» What this task involves: Filter the entries, keeping every line with the word "Create".

» Record excerpts:
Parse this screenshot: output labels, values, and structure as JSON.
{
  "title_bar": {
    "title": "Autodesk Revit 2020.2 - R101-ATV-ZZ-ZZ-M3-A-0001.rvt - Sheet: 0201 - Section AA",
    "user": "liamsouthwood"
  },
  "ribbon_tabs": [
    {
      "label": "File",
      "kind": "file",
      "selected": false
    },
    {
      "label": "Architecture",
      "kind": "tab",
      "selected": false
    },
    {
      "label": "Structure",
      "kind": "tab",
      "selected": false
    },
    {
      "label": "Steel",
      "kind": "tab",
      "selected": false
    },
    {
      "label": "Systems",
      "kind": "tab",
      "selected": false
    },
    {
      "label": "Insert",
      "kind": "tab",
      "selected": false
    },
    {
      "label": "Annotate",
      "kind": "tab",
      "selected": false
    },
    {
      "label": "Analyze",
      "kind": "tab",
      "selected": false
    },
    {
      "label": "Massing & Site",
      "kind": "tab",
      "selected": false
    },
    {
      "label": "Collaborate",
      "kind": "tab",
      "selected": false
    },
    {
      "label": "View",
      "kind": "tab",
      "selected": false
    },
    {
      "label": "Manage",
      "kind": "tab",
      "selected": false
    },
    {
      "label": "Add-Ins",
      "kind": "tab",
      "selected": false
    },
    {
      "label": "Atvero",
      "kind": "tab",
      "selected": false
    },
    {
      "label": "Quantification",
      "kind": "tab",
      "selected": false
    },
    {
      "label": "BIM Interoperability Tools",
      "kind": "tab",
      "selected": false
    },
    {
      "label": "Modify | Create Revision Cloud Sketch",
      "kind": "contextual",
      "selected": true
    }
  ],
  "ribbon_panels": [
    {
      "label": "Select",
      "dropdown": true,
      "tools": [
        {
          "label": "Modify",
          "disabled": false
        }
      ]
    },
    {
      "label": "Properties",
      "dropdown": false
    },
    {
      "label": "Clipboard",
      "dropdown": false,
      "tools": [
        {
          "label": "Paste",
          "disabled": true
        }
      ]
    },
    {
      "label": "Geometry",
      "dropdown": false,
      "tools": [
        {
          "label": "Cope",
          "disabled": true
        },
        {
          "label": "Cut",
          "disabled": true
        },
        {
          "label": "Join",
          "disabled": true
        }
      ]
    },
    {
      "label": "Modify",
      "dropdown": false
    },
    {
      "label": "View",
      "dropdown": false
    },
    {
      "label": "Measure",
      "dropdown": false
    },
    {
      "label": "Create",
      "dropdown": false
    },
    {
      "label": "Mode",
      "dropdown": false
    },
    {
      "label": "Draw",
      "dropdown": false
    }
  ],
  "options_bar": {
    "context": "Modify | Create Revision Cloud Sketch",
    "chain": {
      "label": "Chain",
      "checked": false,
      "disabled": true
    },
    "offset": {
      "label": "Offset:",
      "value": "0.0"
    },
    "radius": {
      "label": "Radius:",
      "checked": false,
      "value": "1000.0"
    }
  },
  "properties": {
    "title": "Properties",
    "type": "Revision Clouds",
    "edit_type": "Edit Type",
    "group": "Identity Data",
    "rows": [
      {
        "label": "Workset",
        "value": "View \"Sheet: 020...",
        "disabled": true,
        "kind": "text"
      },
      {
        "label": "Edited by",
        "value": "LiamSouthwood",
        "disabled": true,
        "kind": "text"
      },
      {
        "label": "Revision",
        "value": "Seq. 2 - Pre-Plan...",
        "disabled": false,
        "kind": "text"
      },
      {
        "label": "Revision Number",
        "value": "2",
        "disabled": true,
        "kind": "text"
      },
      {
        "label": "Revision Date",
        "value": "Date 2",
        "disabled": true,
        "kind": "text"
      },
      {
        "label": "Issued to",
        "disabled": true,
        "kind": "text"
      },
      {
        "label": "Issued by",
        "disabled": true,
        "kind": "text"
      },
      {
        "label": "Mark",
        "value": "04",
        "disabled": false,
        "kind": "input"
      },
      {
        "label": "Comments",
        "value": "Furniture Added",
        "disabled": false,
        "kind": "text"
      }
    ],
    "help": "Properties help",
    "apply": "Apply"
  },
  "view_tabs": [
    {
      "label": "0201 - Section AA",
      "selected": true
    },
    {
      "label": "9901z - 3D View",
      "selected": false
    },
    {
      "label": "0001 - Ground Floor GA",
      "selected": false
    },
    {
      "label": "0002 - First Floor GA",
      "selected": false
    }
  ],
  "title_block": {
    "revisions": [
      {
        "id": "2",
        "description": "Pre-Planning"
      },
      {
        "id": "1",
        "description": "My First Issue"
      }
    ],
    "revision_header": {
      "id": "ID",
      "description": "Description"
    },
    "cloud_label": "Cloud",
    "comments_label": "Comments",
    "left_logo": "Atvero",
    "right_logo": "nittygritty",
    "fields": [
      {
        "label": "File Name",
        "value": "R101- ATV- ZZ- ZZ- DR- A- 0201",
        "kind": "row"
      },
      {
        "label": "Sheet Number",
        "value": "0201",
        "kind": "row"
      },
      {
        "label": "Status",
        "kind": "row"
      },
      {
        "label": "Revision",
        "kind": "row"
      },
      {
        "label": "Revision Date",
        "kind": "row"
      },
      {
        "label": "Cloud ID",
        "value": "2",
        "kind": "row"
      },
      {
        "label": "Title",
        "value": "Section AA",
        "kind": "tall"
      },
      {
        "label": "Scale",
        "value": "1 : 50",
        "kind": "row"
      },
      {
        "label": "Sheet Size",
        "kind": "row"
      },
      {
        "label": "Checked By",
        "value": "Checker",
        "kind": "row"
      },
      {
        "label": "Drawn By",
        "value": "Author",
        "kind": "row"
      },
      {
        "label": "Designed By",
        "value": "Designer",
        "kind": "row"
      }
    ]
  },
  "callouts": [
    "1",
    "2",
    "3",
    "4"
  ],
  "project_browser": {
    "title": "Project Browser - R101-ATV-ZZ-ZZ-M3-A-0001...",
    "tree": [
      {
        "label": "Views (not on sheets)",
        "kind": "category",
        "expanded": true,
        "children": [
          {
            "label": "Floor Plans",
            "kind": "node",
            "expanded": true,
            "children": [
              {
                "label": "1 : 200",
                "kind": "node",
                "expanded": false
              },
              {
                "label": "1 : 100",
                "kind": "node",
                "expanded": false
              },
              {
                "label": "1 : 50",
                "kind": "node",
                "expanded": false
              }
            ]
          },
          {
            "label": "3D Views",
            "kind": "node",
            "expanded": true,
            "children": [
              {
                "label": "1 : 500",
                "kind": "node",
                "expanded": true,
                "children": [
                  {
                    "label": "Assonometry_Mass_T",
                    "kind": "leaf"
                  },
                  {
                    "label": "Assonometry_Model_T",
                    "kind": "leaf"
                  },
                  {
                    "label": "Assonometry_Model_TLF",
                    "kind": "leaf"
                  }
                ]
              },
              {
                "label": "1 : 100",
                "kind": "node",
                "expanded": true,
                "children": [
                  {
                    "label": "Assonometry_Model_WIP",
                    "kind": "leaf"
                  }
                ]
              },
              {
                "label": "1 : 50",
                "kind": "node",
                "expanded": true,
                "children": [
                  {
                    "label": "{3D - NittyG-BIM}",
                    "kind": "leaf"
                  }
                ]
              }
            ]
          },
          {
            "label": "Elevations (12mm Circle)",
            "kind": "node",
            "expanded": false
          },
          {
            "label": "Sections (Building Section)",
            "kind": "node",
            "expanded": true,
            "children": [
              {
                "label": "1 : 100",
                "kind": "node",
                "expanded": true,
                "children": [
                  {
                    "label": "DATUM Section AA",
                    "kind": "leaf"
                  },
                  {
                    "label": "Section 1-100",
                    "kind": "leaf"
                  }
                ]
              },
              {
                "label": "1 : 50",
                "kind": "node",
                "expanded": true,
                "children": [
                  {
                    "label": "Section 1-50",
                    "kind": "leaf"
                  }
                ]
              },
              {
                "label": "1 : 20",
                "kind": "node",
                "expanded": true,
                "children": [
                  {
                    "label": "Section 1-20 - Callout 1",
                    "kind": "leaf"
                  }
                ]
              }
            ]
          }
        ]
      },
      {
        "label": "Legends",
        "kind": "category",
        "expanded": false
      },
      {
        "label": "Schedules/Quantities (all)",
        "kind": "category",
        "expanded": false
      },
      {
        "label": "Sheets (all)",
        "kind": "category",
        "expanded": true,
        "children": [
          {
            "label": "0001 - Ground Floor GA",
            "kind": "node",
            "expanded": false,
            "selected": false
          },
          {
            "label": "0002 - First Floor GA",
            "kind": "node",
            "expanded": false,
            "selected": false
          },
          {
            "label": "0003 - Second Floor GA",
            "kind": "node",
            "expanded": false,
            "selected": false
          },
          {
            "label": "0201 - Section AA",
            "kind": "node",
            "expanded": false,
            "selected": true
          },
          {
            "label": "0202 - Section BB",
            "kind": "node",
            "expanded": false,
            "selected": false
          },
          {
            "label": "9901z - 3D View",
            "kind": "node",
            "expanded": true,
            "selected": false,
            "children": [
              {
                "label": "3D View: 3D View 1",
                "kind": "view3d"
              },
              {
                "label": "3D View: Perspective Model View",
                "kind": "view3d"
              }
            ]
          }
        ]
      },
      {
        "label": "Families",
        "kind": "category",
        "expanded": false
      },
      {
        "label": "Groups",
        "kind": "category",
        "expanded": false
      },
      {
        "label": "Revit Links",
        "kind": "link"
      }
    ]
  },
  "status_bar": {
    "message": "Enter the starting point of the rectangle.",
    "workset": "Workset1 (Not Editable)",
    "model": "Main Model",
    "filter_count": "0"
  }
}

» Task result:
      "label": "Modify | Create Revision Cloud Sketch",
      "label": "Create",
    "context": "Modify | Create Revision Cloud Sketch",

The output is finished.